→ **RECORDS TO USE**

# # #

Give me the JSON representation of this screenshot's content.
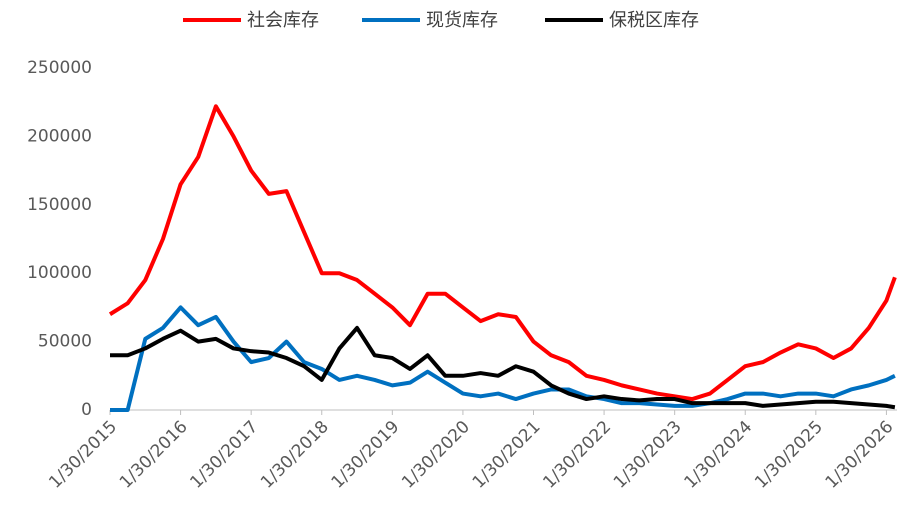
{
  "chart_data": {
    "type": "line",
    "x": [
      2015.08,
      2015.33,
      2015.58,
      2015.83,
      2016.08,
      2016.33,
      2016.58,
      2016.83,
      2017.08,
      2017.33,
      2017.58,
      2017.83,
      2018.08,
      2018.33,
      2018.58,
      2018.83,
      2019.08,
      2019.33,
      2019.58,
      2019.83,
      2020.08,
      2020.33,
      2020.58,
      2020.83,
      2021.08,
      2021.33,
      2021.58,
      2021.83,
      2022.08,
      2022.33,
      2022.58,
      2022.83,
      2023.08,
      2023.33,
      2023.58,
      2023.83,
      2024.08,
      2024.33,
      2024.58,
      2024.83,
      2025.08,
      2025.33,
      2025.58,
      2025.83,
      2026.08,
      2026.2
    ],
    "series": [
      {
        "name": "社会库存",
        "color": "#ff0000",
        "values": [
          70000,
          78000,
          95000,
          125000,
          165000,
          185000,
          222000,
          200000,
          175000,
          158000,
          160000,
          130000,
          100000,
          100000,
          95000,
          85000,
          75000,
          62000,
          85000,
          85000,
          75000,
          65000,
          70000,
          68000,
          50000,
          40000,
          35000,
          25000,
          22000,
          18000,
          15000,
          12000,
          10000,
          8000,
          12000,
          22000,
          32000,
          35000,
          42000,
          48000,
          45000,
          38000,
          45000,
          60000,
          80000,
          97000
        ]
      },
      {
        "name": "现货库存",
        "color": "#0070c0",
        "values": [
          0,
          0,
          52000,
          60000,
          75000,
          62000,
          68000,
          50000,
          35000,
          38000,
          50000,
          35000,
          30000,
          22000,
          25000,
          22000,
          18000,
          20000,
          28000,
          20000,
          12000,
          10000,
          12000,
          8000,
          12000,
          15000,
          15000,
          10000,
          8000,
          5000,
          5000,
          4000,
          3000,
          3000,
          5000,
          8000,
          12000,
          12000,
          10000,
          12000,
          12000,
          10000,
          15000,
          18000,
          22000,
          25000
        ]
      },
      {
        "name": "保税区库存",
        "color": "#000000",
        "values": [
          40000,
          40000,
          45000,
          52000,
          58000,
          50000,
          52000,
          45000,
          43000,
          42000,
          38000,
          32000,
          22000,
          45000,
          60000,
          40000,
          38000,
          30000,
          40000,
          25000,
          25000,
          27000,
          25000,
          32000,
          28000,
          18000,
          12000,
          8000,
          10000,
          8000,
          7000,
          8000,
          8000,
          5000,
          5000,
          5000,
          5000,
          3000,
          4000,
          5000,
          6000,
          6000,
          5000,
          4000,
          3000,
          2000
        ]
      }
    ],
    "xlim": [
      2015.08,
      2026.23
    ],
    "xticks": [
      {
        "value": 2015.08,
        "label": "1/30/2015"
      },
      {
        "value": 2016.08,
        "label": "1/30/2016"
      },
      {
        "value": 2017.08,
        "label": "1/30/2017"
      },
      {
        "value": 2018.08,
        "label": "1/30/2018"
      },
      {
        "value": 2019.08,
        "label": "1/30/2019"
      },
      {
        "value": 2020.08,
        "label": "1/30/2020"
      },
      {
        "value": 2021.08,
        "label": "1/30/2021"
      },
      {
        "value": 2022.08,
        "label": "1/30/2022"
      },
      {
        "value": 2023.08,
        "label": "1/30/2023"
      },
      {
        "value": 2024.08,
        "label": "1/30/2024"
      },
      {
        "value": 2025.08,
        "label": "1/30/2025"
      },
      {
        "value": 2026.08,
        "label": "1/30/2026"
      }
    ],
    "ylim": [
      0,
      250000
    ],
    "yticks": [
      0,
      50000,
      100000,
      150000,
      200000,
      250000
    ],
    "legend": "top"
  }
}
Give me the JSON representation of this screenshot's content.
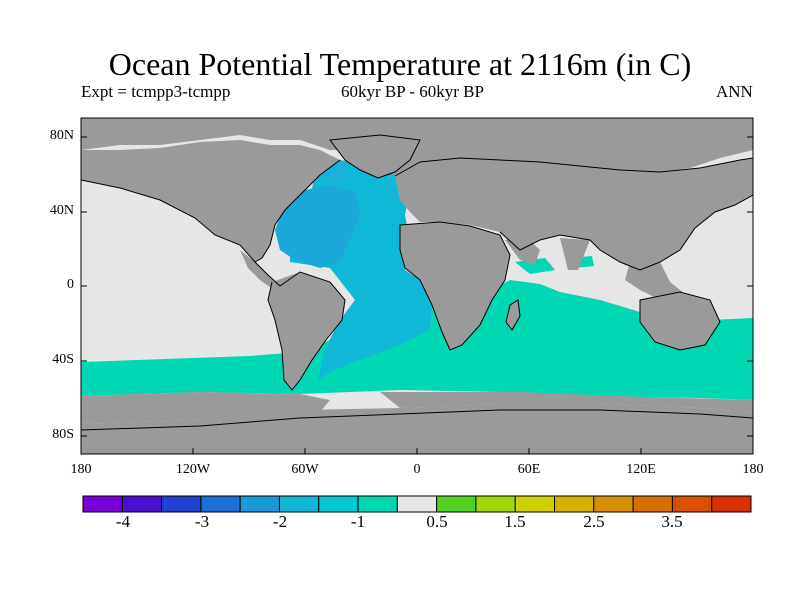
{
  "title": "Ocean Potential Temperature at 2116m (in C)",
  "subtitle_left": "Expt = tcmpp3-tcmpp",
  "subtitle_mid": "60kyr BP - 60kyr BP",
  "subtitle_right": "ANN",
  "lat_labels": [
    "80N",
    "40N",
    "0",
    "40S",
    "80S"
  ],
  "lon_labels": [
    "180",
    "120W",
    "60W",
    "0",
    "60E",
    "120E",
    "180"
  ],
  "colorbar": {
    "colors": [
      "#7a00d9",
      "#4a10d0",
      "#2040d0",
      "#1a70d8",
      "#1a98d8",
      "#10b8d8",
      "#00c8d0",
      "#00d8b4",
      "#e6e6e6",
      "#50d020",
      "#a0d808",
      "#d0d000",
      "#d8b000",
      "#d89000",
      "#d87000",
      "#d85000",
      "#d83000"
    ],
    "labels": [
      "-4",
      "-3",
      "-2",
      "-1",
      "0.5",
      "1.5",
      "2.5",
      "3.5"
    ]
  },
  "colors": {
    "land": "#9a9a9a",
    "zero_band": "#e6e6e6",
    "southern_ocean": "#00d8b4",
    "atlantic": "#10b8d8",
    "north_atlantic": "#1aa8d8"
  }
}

# # #

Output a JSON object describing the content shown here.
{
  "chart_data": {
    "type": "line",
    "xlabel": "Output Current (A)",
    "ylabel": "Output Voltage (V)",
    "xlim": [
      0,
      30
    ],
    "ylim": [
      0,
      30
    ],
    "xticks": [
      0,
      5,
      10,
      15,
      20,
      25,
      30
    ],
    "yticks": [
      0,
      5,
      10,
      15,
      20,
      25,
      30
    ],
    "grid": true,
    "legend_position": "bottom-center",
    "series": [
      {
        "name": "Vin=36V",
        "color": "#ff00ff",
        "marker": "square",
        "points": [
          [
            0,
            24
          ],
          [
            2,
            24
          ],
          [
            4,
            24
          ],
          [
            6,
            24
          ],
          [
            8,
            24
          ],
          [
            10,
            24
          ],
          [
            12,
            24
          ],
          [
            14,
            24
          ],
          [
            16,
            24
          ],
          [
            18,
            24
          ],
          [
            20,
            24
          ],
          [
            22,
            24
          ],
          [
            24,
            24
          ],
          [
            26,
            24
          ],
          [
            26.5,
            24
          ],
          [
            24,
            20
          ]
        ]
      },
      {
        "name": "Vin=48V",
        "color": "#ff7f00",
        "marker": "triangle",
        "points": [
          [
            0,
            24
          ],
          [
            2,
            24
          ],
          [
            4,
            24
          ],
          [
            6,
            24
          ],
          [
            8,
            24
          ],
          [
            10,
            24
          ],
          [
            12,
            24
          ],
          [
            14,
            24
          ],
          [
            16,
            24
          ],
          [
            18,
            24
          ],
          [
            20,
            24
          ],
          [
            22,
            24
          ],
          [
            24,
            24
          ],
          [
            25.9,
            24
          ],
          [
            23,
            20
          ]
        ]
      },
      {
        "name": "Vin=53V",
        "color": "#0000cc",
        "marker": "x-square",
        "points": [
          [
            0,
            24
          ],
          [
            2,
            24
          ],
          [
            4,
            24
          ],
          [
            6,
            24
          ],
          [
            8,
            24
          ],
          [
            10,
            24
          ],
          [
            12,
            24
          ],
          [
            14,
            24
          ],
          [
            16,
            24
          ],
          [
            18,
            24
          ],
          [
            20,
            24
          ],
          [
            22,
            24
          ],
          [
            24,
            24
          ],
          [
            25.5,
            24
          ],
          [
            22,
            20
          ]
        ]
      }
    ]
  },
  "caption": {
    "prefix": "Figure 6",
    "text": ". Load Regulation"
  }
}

# # #

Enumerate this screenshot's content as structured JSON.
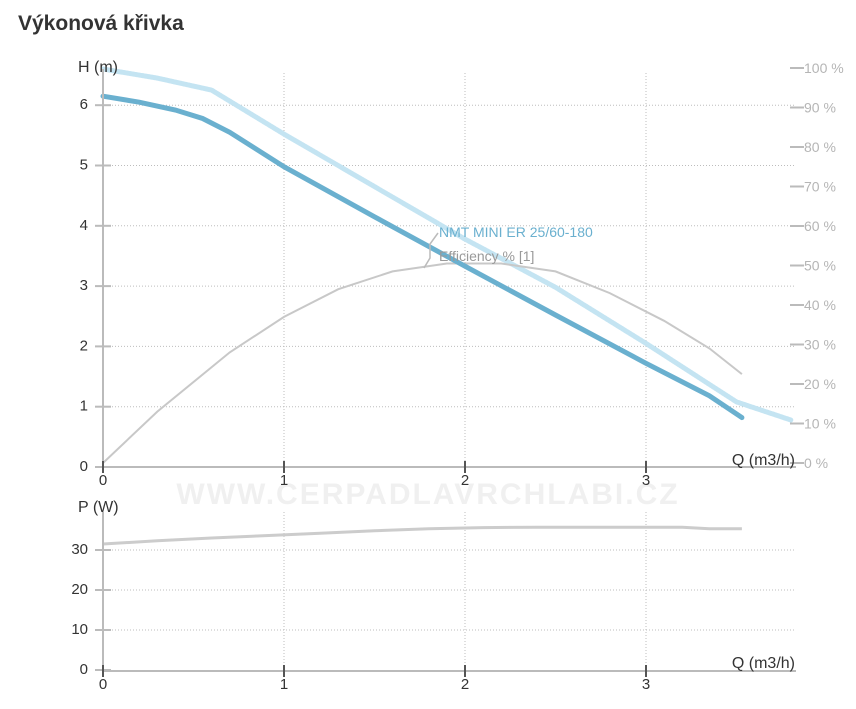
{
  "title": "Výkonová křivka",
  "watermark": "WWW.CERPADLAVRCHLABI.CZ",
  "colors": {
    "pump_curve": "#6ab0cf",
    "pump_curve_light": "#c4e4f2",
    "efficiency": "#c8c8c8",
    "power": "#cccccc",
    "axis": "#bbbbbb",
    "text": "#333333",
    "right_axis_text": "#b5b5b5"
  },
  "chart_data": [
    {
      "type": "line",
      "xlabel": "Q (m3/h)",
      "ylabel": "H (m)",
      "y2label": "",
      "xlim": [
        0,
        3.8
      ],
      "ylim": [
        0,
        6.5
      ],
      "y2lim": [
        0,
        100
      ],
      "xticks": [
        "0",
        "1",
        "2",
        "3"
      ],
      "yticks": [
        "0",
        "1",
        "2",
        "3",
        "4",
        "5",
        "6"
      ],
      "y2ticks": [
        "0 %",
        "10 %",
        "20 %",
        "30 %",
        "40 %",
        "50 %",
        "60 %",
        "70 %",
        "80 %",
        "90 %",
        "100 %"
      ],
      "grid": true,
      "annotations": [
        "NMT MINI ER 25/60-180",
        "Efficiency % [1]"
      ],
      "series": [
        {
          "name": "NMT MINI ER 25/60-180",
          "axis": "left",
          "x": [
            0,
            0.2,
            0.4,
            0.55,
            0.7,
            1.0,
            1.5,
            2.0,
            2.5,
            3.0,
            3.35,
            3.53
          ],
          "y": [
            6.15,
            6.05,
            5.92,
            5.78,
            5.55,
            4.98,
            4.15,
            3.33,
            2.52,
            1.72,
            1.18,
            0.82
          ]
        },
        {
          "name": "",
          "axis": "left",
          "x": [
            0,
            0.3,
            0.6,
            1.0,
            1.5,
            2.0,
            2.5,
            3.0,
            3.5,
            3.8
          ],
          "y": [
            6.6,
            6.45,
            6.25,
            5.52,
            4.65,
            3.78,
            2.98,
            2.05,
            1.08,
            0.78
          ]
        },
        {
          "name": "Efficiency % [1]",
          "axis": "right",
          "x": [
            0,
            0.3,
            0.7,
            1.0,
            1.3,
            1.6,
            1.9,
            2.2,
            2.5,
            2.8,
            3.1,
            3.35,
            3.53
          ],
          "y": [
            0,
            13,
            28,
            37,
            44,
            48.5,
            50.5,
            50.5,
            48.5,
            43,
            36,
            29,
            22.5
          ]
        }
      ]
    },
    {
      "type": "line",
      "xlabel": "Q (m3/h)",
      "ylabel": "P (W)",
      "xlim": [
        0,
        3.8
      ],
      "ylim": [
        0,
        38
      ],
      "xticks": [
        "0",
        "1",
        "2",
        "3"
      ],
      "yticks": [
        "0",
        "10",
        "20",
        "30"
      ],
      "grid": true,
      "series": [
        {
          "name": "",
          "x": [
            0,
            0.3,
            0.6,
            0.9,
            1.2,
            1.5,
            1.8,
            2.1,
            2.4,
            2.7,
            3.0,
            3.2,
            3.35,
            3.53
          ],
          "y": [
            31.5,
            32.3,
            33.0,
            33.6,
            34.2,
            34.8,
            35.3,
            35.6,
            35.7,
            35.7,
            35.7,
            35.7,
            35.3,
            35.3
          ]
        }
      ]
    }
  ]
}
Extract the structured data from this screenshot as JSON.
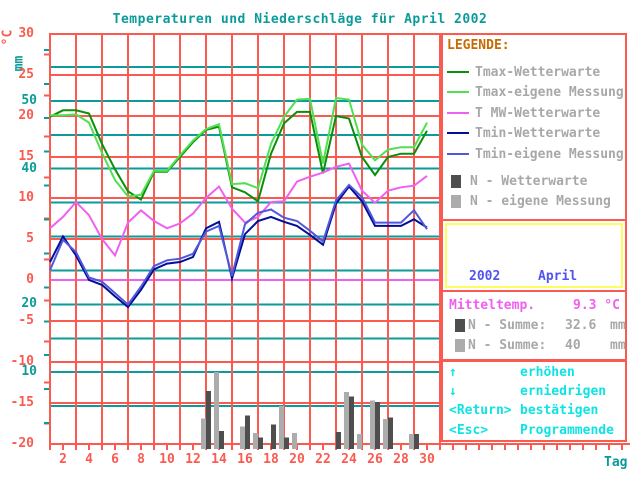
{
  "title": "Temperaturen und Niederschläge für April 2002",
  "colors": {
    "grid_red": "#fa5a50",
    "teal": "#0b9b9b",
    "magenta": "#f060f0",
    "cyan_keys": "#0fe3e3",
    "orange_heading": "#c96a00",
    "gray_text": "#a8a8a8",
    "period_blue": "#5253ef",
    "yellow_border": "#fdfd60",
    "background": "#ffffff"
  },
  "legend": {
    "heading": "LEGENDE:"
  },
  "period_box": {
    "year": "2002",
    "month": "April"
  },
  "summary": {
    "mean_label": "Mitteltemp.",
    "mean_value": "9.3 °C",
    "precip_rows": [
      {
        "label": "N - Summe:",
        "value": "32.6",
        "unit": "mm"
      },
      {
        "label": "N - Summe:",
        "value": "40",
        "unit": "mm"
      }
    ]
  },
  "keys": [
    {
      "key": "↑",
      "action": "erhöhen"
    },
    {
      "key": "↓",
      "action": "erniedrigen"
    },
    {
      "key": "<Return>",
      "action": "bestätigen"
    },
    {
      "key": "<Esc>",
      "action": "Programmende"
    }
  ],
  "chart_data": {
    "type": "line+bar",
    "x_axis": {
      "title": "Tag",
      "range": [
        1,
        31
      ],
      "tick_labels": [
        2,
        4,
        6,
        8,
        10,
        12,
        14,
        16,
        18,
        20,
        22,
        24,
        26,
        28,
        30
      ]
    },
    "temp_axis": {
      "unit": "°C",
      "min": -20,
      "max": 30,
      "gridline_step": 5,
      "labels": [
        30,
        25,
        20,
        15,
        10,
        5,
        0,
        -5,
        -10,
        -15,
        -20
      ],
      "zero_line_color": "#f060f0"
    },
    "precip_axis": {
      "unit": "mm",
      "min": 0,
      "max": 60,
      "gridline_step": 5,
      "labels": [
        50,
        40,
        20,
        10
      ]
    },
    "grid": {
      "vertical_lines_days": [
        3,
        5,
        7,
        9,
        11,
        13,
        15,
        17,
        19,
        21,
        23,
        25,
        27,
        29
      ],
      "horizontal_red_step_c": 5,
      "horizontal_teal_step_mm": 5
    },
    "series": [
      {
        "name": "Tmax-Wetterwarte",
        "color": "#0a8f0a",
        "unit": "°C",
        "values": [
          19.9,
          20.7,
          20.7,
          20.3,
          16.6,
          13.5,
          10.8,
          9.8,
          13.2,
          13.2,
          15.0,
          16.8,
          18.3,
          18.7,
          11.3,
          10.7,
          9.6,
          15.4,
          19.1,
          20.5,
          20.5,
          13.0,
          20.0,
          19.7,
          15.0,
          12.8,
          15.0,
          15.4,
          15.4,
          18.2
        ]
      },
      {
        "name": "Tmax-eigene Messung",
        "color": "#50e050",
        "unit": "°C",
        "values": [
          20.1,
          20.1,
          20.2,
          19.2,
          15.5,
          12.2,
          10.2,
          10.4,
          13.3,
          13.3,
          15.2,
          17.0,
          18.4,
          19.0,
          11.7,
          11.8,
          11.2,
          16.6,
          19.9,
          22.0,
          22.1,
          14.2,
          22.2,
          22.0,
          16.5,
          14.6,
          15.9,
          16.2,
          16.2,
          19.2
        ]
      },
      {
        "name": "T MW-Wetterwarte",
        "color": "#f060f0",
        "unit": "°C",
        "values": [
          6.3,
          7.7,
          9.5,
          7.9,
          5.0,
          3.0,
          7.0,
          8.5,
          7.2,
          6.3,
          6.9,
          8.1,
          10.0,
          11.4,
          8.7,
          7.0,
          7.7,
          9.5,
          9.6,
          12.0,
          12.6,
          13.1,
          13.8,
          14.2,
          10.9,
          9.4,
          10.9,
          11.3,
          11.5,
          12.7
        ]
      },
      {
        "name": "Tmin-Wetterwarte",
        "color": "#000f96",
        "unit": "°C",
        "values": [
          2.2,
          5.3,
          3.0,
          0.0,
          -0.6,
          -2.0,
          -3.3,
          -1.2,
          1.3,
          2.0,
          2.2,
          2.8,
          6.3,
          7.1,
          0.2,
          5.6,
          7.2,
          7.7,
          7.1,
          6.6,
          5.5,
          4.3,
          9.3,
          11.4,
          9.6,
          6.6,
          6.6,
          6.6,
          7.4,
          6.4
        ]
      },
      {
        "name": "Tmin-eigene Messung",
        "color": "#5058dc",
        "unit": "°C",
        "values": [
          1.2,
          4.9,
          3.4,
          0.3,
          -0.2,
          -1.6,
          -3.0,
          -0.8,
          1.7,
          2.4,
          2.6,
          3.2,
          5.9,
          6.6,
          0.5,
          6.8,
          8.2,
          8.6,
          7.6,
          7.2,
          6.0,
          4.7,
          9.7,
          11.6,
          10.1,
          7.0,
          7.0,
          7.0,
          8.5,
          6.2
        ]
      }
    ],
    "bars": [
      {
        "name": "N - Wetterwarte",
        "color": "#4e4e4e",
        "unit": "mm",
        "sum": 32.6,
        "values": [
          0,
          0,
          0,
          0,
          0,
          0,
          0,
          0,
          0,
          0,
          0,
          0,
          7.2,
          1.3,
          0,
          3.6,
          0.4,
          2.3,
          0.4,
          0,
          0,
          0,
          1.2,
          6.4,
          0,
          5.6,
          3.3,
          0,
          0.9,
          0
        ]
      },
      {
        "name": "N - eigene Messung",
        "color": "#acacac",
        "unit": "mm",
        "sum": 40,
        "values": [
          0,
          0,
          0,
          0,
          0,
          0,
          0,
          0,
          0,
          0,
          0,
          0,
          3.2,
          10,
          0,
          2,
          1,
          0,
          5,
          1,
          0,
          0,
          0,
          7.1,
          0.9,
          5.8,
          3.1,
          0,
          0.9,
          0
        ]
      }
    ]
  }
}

# # #

List all lines holding the string "JSON".

Give me the JSON representation of this screenshot's content.
Give me the JSON representation of this screenshot's content.
Output a JSON object describing the content shown here.
Enumerate this screenshot's content as structured JSON.
Extract the structured data from this screenshot as JSON.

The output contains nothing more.